-------- Records for this task --------
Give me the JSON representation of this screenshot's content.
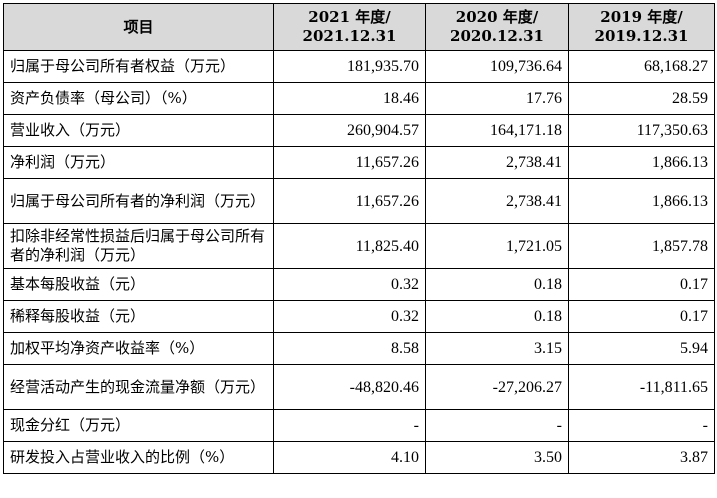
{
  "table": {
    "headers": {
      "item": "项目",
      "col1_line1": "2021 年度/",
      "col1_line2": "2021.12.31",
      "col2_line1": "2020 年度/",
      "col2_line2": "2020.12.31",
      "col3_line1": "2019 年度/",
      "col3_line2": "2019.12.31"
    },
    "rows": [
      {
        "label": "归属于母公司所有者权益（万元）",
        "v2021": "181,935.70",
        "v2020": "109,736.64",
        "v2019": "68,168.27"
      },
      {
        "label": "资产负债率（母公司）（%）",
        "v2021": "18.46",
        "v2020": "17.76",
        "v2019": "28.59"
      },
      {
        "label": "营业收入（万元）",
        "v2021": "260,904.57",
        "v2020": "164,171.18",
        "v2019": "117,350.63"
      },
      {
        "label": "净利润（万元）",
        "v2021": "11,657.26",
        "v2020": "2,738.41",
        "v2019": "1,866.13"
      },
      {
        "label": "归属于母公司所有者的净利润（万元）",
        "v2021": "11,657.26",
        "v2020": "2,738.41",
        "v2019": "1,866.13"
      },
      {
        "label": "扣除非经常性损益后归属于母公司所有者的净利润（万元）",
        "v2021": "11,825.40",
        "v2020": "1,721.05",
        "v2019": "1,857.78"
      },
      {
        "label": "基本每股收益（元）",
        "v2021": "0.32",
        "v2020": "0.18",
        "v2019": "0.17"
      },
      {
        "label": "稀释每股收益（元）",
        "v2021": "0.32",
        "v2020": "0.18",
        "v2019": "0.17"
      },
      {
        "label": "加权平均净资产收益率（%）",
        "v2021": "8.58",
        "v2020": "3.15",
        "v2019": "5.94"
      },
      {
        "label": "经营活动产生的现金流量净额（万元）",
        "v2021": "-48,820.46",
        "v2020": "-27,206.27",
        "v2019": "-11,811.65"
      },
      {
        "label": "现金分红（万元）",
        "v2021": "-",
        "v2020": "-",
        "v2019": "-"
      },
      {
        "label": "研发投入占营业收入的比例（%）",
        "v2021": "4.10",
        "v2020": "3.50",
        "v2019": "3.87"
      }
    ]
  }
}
--------
- [Short problem] Retype the listing exactly. Pictures do not belong in the copy.

- [In response]
Give me the JSON representation of this screenshot's content.
{
  "table": {
    "headers": {
      "item": "项目",
      "col1_line1": "2021 年度/",
      "col1_line2": "2021.12.31",
      "col2_line1": "2020 年度/",
      "col2_line2": "2020.12.31",
      "col3_line1": "2019 年度/",
      "col3_line2": "2019.12.31"
    },
    "rows": [
      {
        "label": "归属于母公司所有者权益（万元）",
        "v2021": "181,935.70",
        "v2020": "109,736.64",
        "v2019": "68,168.27"
      },
      {
        "label": "资产负债率（母公司）（%）",
        "v2021": "18.46",
        "v2020": "17.76",
        "v2019": "28.59"
      },
      {
        "label": "营业收入（万元）",
        "v2021": "260,904.57",
        "v2020": "164,171.18",
        "v2019": "117,350.63"
      },
      {
        "label": "净利润（万元）",
        "v2021": "11,657.26",
        "v2020": "2,738.41",
        "v2019": "1,866.13"
      },
      {
        "label": "归属于母公司所有者的净利润（万元）",
        "v2021": "11,657.26",
        "v2020": "2,738.41",
        "v2019": "1,866.13"
      },
      {
        "label": "扣除非经常性损益后归属于母公司所有者的净利润（万元）",
        "v2021": "11,825.40",
        "v2020": "1,721.05",
        "v2019": "1,857.78"
      },
      {
        "label": "基本每股收益（元）",
        "v2021": "0.32",
        "v2020": "0.18",
        "v2019": "0.17"
      },
      {
        "label": "稀释每股收益（元）",
        "v2021": "0.32",
        "v2020": "0.18",
        "v2019": "0.17"
      },
      {
        "label": "加权平均净资产收益率（%）",
        "v2021": "8.58",
        "v2020": "3.15",
        "v2019": "5.94"
      },
      {
        "label": "经营活动产生的现金流量净额（万元）",
        "v2021": "-48,820.46",
        "v2020": "-27,206.27",
        "v2019": "-11,811.65"
      },
      {
        "label": "现金分红（万元）",
        "v2021": "-",
        "v2020": "-",
        "v2019": "-"
      },
      {
        "label": "研发投入占营业收入的比例（%）",
        "v2021": "4.10",
        "v2020": "3.50",
        "v2019": "3.87"
      }
    ]
  }
}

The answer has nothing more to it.